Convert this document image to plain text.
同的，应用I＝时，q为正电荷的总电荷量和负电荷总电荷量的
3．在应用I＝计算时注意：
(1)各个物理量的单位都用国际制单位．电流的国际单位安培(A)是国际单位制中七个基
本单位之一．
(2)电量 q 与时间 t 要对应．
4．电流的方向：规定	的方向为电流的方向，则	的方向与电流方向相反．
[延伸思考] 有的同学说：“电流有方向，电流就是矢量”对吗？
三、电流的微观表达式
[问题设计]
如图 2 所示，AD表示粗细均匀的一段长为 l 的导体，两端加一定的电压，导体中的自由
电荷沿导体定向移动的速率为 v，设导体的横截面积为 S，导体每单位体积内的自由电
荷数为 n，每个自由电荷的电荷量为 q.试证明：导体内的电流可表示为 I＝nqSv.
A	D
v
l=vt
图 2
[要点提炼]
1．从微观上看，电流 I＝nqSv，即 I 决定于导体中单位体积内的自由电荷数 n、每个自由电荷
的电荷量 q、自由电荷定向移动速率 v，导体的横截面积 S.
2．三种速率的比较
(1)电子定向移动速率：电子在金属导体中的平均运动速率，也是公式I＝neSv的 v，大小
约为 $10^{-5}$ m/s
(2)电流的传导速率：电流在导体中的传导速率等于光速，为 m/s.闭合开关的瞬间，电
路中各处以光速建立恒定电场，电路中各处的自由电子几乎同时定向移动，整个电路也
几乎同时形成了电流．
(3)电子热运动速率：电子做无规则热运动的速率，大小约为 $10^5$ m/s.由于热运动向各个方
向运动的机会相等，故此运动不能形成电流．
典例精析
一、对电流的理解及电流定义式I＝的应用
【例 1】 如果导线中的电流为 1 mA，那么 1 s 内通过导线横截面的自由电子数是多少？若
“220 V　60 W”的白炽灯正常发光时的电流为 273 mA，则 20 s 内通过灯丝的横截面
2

------------------------------------

Above are some records; repeat all of them exactly.

Convert this document image to plain text.
同的，应用I＝时，q为正电荷的总电荷量和负电荷总电荷量的
3．在应用I＝计算时注意：
(1)各个物理量的单位都用国际制单位．电流的国际单位安培(A)是国际单位制中七个基
本单位之一．
(2)电量 q 与时间 t 要对应．
4．电流的方向：规定	的方向为电流的方向，则	的方向与电流方向相反．
[延伸思考] 有的同学说：“电流有方向，电流就是矢量”对吗？
三、电流的微观表达式
[问题设计]
如图 2 所示，AD表示粗细均匀的一段长为 l 的导体，两端加一定的电压，导体中的自由
电荷沿导体定向移动的速率为 v，设导体的横截面积为 S，导体每单位体积内的自由电
荷数为 n，每个自由电荷的电荷量为 q.试证明：导体内的电流可表示为 I＝nqSv.
A	D
v
l=vt
图 2
[要点提炼]
1．从微观上看，电流 I＝nqSv，即 I 决定于导体中单位体积内的自由电荷数 n、每个自由电荷
的电荷量 q、自由电荷定向移动速率 v，导体的横截面积 S.
2．三种速率的比较
(1)电子定向移动速率：电子在金属导体中的平均运动速率，也是公式I＝neSv的 v，大小
约为 $10^{-5}$ m/s
(2)电流的传导速率：电流在导体中的传导速率等于光速，为 m/s.闭合开关的瞬间，电
路中各处以光速建立恒定电场，电路中各处的自由电子几乎同时定向移动，整个电路也
几乎同时形成了电流．
(3)电子热运动速率：电子做无规则热运动的速率，大小约为 $10^5$ m/s.由于热运动向各个方
向运动的机会相等，故此运动不能形成电流．
典例精析
一、对电流的理解及电流定义式I＝的应用
【例 1】 如果导线中的电流为 1 mA，那么 1 s 内通过导线横截面的自由电子数是多少？若
“220 V　60 W”的白炽灯正常发光时的电流为 273 mA，则 20 s 内通过灯丝的横截面
2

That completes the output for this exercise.